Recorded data
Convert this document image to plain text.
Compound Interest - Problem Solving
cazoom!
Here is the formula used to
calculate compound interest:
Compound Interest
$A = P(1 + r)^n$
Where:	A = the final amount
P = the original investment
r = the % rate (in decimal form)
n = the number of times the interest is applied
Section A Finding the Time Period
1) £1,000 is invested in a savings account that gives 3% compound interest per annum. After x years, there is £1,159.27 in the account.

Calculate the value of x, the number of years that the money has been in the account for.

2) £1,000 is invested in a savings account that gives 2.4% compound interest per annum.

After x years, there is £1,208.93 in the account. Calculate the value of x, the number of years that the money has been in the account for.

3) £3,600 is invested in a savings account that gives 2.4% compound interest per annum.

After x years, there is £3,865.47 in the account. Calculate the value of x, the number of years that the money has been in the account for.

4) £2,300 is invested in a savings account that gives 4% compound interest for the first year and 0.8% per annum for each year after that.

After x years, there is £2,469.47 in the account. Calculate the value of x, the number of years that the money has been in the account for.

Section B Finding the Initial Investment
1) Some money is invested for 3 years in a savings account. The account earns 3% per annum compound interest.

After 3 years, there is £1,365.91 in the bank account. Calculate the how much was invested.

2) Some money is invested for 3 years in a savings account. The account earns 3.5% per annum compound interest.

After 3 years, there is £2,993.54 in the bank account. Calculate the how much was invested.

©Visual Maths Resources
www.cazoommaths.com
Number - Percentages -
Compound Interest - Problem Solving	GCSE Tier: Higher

- SET PROBLEM:
Copy the material above verbatim.

- RESPONSE TO THE TASK:
Convert this document image to plain text.
Compound Interest - Problem Solving
cazoom!
Here is the formula used to
calculate compound interest:
Compound Interest
$A = P(1 + r)^n$
Where:	A = the final amount
P = the original investment
r = the % rate (in decimal form)
n = the number of times the interest is applied
Section A Finding the Time Period
1) £1,000 is invested in a savings account that gives 3% compound interest per annum. After x years, there is £1,159.27 in the account.

Calculate the value of x, the number of years that the money has been in the account for.

2) £1,000 is invested in a savings account that gives 2.4% compound interest per annum.

After x years, there is £1,208.93 in the account. Calculate the value of x, the number of years that the money has been in the account for.

3) £3,600 is invested in a savings account that gives 2.4% compound interest per annum.

After x years, there is £3,865.47 in the account. Calculate the value of x, the number of years that the money has been in the account for.

4) £2,300 is invested in a savings account that gives 4% compound interest for the first year and 0.8% per annum for each year after that.

After x years, there is £2,469.47 in the account. Calculate the value of x, the number of years that the money has been in the account for.

Section B Finding the Initial Investment
1) Some money is invested for 3 years in a savings account. The account earns 3% per annum compound interest.

After 3 years, there is £1,365.91 in the bank account. Calculate the how much was invested.

2) Some money is invested for 3 years in a savings account. The account earns 3.5% per annum compound interest.

After 3 years, there is £2,993.54 in the bank account. Calculate the how much was invested.

©Visual Maths Resources
www.cazoommaths.com
Number - Percentages -
Compound Interest - Problem Solving	GCSE Tier: Higher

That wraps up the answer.